Lift out each line of the data that holds "true".

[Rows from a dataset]
□ □ □ □

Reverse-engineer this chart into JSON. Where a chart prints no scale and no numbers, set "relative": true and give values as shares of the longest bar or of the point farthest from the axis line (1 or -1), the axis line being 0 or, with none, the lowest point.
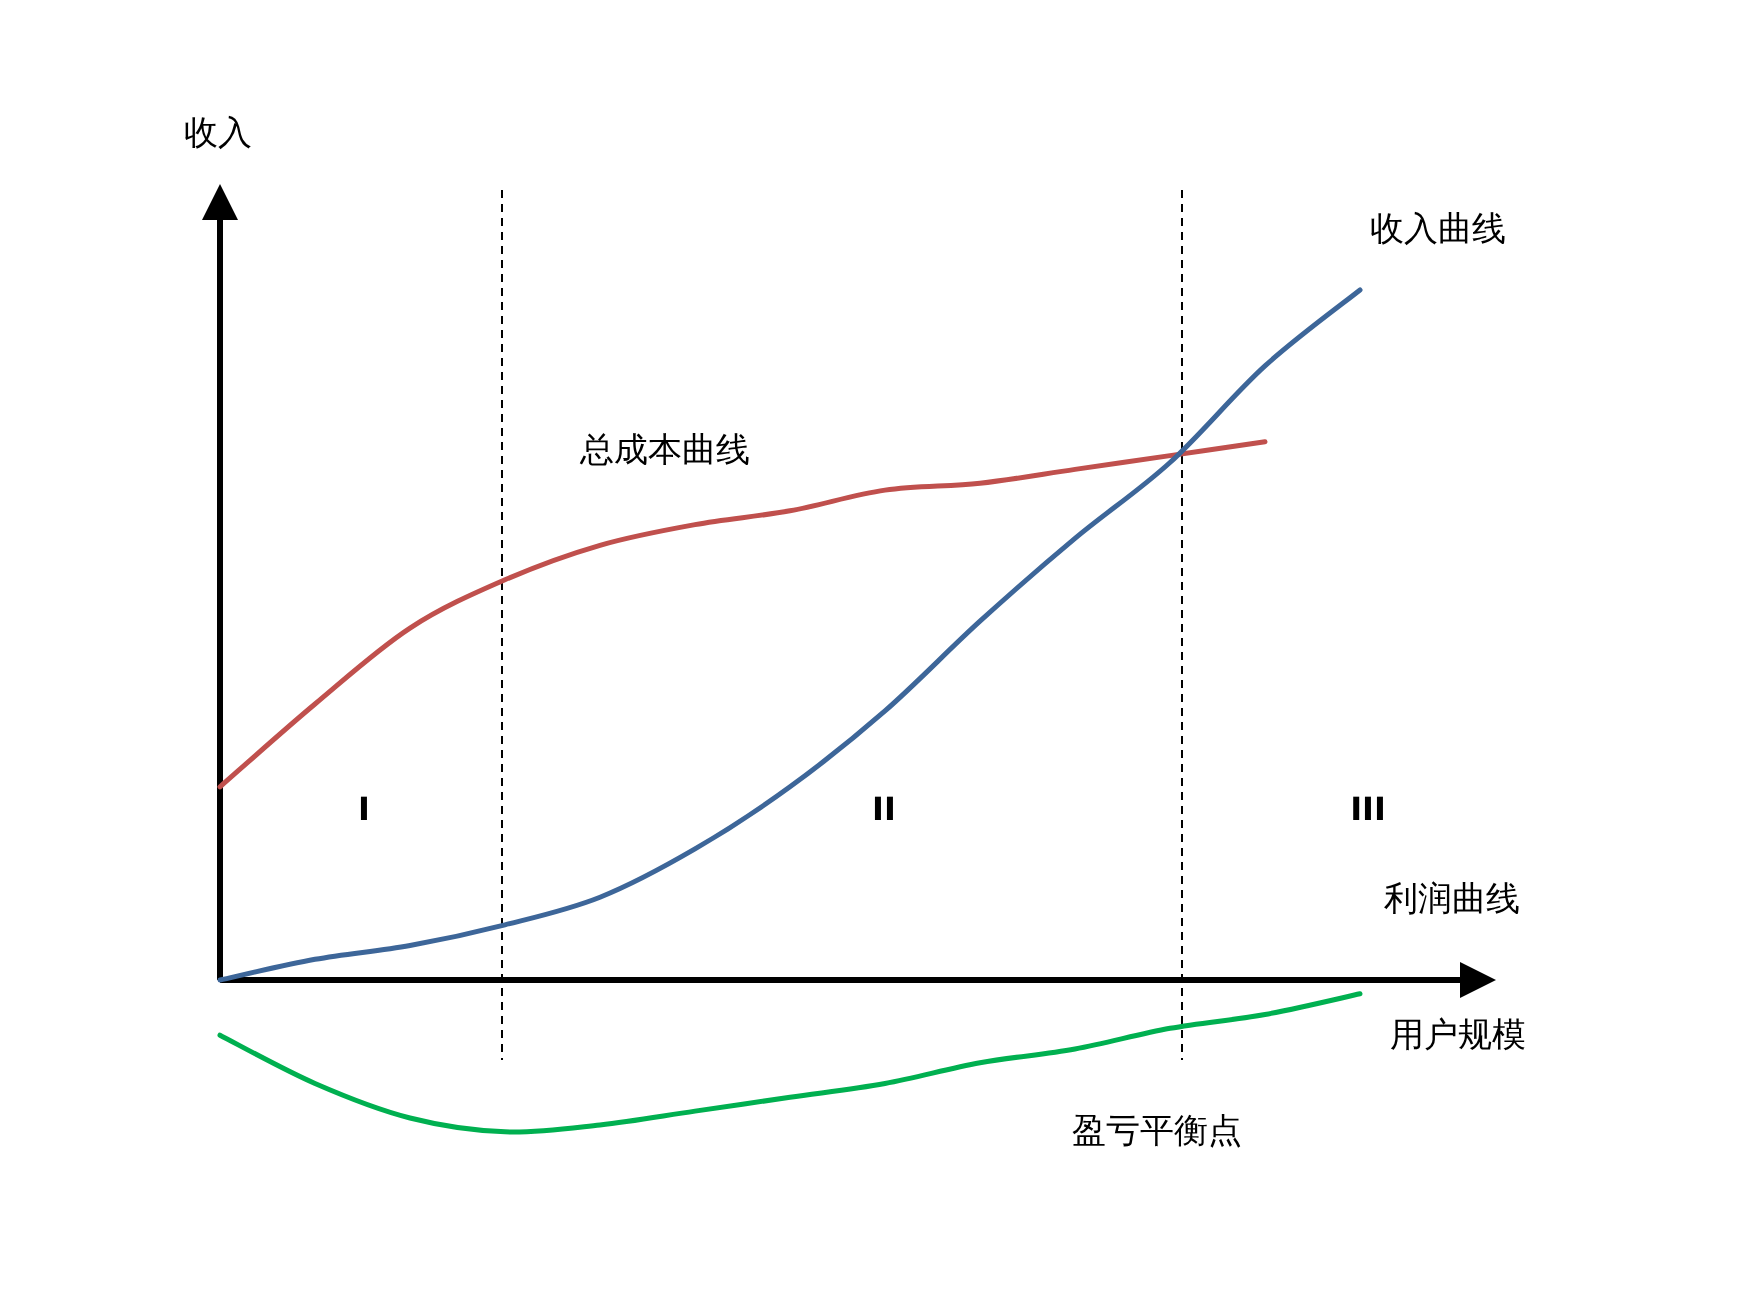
{
  "chart_data": {
    "type": "line",
    "relative": true,
    "xlabel": "用户规模",
    "ylabel": "收入",
    "categories": [
      null,
      null,
      null,
      null,
      null,
      null,
      null,
      null,
      null,
      null,
      null,
      null,
      null
    ],
    "series": [
      {
        "name": "总成本曲线",
        "color": "#c0504d",
        "values": [
          0.28,
          0.4,
          0.51,
          0.58,
          0.63,
          0.66,
          0.68,
          0.71,
          0.72,
          0.74,
          0.76,
          0.78,
          null
        ]
      },
      {
        "name": "收入曲线",
        "color": "#3d6699",
        "values": [
          0,
          0.03,
          0.05,
          0.08,
          0.12,
          0.19,
          0.28,
          0.39,
          0.52,
          0.64,
          0.75,
          0.89,
          1
        ]
      },
      {
        "name": "利润曲线",
        "color": "#00b050",
        "values": [
          -0.08,
          -0.15,
          -0.2,
          -0.22,
          -0.21,
          -0.19,
          -0.17,
          -0.15,
          -0.12,
          -0.1,
          -0.07,
          -0.05,
          -0.02
        ]
      }
    ],
    "annotations": [
      "I",
      "II",
      "III",
      "盈亏平衡点"
    ]
  }
}
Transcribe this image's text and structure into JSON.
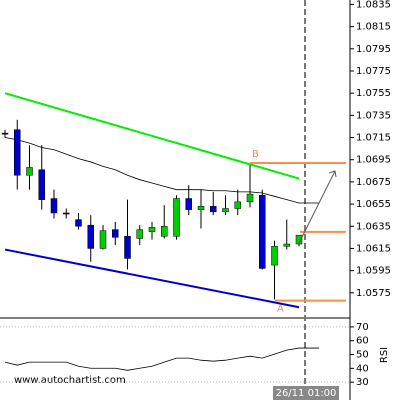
{
  "chart_data": [
    {
      "type": "candlestick",
      "categories": [
        null,
        null,
        null,
        null,
        null,
        null,
        null,
        null,
        null,
        null,
        null,
        null,
        null,
        null,
        null,
        null,
        null,
        null,
        null,
        null,
        null,
        null,
        null,
        null,
        null
      ],
      "open": [
        1.0719,
        1.0722,
        1.0681,
        1.0686,
        1.066,
        1.0647,
        1.0641,
        1.0636,
        1.0615,
        1.0632,
        1.0626,
        1.0624,
        1.063,
        1.0626,
        1.0626,
        1.066,
        1.065,
        1.0653,
        1.0648,
        1.0651,
        1.0657,
        1.0663,
        1.06,
        1.0617,
        1.0619
      ],
      "high": [
        1.0722,
        1.0731,
        1.0708,
        1.0708,
        1.0668,
        1.0651,
        1.0647,
        1.0645,
        1.0636,
        1.0639,
        1.0659,
        1.0636,
        1.0639,
        1.0654,
        1.0663,
        1.0672,
        1.0668,
        1.0666,
        1.0663,
        1.0668,
        1.069,
        1.0668,
        1.0622,
        1.0641,
        1.0627
      ],
      "low": [
        1.0715,
        1.0668,
        1.0668,
        1.065,
        1.0642,
        1.0642,
        1.0632,
        1.0603,
        1.0614,
        1.0618,
        1.0596,
        1.0618,
        1.0623,
        1.0624,
        1.0623,
        1.0645,
        1.0633,
        1.0645,
        1.0645,
        1.0645,
        1.0652,
        1.0596,
        1.0569,
        1.0614,
        1.0617
      ],
      "close": [
        1.0718,
        1.0681,
        1.0688,
        1.0659,
        1.0647,
        1.0646,
        1.0635,
        1.0615,
        1.0631,
        1.0625,
        1.0606,
        1.0632,
        1.0634,
        1.0635,
        1.066,
        1.065,
        1.0653,
        1.0648,
        1.0651,
        1.0657,
        1.0664,
        1.0597,
        1.0617,
        1.0619,
        1.0627
      ],
      "up_color": "#00cc00",
      "down_color": "#0000cc",
      "moving_average": {
        "color": "#000000",
        "values": [
          1.0715,
          1.0713,
          1.071,
          1.0706,
          1.0704,
          1.07,
          1.0696,
          1.0693,
          1.0689,
          1.0686,
          1.0681,
          1.0677,
          1.0674,
          1.0671,
          1.0668,
          1.0668,
          1.0668,
          1.0667,
          1.0667,
          1.0666,
          1.0666,
          1.0665,
          1.0662,
          1.0659,
          1.0656
        ]
      },
      "trend_lines": [
        {
          "color": "#00ee00",
          "values": [
            1.0755,
            1.0678
          ]
        },
        {
          "color": "#0000cc",
          "values": [
            1.0614,
            1.0562
          ]
        }
      ],
      "levels": [
        {
          "label": "B",
          "value": 1.0692,
          "color": "#ff8c4a"
        },
        {
          "label": "A",
          "value": 1.0568,
          "color": "#ff8c4a"
        },
        {
          "value": 1.063,
          "color": "#ff8c4a"
        }
      ],
      "ylim": [
        1.0555,
        1.0839
      ],
      "yticks": [
        1.0835,
        1.0815,
        1.0795,
        1.0775,
        1.0755,
        1.0735,
        1.0715,
        1.0695,
        1.0675,
        1.0655,
        1.0635,
        1.0615,
        1.0595,
        1.0575
      ],
      "time_label": "26/11 01:00",
      "watermark": "www.autochartist.com"
    },
    {
      "type": "line",
      "title": "RSI",
      "color": "#000000",
      "values": [
        44.5,
        42.3,
        44.5,
        44.5,
        44.5,
        44.5,
        41.5,
        40.1,
        40.1,
        40.1,
        38.6,
        40.1,
        41.5,
        44.5,
        47.4,
        47.4,
        45.9,
        45.2,
        45.9,
        47.4,
        48.8,
        47.4,
        50.3,
        53.2,
        54.7
      ],
      "ylim": [
        20,
        75
      ],
      "yticks": [
        70,
        60,
        50,
        40,
        30
      ]
    }
  ]
}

□ □ □ □

**OUTPUT OF THE TASK**
Reverse-engineer this chart into JSON. Where a chart prints no scale and no numbers, set "relative": true and give values as shares of the longest bar or of the point farthest from the axis line (1 or -1), the axis line being 0 or, with none, the lowest point.
    "relative": true,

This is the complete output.